■ EXTRACTED ENTRIES:
━━━

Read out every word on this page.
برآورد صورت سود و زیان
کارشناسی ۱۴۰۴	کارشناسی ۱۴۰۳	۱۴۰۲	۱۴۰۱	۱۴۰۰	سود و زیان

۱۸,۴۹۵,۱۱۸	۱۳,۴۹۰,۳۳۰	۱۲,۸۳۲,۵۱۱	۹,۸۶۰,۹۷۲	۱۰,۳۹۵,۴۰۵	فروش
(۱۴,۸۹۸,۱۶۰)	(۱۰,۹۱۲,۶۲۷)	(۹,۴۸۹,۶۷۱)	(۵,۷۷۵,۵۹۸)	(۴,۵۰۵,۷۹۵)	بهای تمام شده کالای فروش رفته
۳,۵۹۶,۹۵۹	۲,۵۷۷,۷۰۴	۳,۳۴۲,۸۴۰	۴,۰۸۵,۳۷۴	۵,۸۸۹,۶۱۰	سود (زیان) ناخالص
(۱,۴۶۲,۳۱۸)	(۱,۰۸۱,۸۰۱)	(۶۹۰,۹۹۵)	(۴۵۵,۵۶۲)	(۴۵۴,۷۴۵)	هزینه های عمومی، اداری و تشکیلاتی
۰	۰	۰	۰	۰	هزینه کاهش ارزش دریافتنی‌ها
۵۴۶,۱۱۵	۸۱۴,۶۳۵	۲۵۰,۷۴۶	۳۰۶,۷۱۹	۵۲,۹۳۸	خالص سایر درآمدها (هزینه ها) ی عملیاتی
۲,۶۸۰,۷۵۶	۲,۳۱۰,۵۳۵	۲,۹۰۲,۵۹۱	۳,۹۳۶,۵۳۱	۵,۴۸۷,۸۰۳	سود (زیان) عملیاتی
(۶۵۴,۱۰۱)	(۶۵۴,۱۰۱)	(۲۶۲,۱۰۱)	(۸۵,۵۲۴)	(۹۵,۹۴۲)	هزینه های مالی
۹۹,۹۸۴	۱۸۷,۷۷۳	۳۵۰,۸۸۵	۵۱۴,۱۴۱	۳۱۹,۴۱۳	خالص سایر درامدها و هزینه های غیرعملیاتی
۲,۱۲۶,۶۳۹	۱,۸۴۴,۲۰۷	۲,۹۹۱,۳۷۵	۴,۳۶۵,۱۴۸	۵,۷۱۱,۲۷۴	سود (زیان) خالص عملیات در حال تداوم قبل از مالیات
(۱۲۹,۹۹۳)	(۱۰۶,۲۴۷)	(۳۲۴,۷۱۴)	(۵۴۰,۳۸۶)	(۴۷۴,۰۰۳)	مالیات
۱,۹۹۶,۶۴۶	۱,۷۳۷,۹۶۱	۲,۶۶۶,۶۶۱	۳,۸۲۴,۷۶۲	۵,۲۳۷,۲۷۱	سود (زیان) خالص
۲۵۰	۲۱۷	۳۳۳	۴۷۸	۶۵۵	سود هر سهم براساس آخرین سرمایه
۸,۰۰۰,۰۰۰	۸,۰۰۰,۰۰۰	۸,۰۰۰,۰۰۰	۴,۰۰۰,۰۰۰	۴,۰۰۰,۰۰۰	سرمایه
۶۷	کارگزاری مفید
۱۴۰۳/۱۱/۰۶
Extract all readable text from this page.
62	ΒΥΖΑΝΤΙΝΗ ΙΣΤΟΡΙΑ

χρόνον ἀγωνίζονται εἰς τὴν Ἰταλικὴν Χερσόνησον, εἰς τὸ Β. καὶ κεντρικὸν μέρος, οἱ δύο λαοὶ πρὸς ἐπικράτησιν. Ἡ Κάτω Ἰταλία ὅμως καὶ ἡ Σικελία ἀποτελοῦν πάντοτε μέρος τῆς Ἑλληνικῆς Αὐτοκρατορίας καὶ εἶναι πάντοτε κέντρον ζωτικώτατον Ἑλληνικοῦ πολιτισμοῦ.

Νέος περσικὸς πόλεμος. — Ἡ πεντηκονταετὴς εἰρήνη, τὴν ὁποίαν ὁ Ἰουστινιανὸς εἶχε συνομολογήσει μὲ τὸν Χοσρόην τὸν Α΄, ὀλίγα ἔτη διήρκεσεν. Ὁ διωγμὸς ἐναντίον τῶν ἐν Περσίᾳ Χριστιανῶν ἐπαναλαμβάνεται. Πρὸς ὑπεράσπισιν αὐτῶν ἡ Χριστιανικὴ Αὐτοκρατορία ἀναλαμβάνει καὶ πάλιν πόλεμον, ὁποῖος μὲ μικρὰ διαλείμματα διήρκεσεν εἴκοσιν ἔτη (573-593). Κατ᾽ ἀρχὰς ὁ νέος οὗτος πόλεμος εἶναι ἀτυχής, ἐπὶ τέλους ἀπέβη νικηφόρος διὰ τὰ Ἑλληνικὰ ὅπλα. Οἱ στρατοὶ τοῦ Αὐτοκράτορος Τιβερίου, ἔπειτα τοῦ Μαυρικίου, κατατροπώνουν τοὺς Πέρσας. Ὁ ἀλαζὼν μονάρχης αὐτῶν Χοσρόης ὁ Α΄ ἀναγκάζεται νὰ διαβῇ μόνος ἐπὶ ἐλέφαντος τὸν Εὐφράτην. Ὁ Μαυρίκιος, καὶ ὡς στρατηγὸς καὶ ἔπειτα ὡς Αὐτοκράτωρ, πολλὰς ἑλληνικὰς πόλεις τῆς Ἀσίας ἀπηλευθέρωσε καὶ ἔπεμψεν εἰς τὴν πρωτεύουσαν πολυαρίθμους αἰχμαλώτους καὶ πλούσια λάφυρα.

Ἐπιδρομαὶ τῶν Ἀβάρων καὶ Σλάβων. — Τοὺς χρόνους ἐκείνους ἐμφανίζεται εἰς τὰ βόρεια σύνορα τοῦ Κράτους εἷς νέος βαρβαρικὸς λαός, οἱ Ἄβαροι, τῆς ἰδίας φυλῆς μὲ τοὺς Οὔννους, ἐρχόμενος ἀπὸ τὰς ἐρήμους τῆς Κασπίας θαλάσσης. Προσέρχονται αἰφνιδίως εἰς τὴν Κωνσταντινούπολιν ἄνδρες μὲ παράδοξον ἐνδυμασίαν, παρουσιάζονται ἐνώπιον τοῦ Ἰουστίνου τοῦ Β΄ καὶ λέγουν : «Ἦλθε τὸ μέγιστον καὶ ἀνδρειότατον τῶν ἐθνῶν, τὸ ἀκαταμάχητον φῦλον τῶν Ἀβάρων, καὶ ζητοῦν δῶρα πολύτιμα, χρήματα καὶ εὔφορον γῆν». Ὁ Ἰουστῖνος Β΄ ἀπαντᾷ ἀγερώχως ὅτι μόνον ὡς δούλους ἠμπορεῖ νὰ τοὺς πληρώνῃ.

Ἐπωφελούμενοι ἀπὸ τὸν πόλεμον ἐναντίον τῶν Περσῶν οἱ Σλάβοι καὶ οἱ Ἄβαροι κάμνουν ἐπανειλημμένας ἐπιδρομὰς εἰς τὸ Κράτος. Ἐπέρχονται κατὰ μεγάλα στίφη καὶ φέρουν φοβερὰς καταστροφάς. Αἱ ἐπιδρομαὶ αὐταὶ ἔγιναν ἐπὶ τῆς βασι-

━━━

■ PROBLEM: Copy out every line with the word "هزینه".

■ FULL RESPONSE:
(۱,۴۶۲,۳۱۸)	(۱,۰۸۱,۸۰۱)	(۶۹۰,۹۹۵)	(۴۵۵,۵۶۲)	(۴۵۴,۷۴۵)	هزینه های عمومی، اداری و تشکیلاتی
۰	۰	۰	۰	۰	هزینه کاهش ارزش دریافتنی‌ها
۵۴۶,۱۱۵	۸۱۴,۶۳۵	۲۵۰,۷۴۶	۳۰۶,۷۱۹	۵۲,۹۳۸	خالص سایر درآمدها (هزینه ها) ی عملیاتی
(۶۵۴,۱۰۱)	(۶۵۴,۱۰۱)	(۲۶۲,۱۰۱)	(۸۵,۵۲۴)	(۹۵,۹۴۲)	هزینه های مالی
۹۹,۹۸۴	۱۸۷,۷۷۳	۳۵۰,۸۸۵	۵۱۴,۱۴۱	۳۱۹,۴۱۳	خالص سایر درامدها و هزینه های غیرعملیاتی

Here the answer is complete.